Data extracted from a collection
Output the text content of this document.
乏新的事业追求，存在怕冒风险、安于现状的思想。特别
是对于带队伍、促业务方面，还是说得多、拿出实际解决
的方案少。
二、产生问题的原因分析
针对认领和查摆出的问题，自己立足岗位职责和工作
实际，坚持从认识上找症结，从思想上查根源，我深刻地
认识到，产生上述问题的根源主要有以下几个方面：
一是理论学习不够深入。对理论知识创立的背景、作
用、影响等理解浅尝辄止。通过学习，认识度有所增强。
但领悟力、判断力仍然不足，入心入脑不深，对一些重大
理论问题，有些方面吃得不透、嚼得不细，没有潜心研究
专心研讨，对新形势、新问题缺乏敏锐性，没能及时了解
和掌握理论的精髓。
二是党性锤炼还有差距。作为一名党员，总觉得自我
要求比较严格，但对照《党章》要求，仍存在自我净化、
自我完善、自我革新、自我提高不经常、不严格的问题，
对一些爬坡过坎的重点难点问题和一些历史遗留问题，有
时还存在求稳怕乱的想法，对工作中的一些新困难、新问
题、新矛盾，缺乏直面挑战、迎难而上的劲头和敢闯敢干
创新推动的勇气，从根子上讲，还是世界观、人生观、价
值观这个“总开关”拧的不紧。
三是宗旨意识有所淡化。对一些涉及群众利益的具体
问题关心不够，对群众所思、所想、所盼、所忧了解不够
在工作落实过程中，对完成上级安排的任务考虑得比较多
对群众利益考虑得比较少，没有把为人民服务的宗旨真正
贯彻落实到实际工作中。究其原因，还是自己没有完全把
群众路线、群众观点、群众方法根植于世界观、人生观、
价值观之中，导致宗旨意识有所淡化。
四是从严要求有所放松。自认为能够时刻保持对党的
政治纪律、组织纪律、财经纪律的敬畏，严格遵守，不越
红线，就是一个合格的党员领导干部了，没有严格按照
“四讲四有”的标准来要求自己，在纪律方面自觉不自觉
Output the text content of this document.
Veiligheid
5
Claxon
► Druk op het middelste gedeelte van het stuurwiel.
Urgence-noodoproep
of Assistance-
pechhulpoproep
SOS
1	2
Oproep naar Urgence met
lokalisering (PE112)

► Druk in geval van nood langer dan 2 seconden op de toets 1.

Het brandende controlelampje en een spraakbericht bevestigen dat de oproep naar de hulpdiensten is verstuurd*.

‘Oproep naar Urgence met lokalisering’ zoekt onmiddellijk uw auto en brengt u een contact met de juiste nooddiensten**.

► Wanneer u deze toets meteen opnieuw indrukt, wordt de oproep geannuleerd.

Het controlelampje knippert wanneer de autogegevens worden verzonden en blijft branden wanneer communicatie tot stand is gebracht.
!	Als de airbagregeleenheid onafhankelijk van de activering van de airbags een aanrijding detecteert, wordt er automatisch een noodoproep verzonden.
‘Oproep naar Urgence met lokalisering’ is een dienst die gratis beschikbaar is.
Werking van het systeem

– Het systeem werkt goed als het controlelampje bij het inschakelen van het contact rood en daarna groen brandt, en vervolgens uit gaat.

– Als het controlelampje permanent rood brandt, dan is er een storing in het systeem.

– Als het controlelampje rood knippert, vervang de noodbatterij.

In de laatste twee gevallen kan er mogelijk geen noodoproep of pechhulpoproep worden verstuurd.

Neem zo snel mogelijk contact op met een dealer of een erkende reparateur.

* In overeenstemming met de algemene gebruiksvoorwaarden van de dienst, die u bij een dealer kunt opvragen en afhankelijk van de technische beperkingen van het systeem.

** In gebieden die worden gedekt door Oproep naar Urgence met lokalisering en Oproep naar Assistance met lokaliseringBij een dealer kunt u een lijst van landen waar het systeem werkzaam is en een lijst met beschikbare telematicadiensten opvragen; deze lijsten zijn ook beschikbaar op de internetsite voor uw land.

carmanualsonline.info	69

### Objective
Using the records above, select and copy every line that has the word "contact".

### Task answer
‘Oproep naar Urgence met lokalisering’ zoekt onmiddellijk uw auto en brengt u een contact met de juiste nooddiensten**.
– Het systeem werkt goed als het controlelampje bij het inschakelen van het contact rood en daarna groen brandt, en vervolgens uit gaat.
Neem zo snel mogelijk contact op met een dealer of een erkende reparateur.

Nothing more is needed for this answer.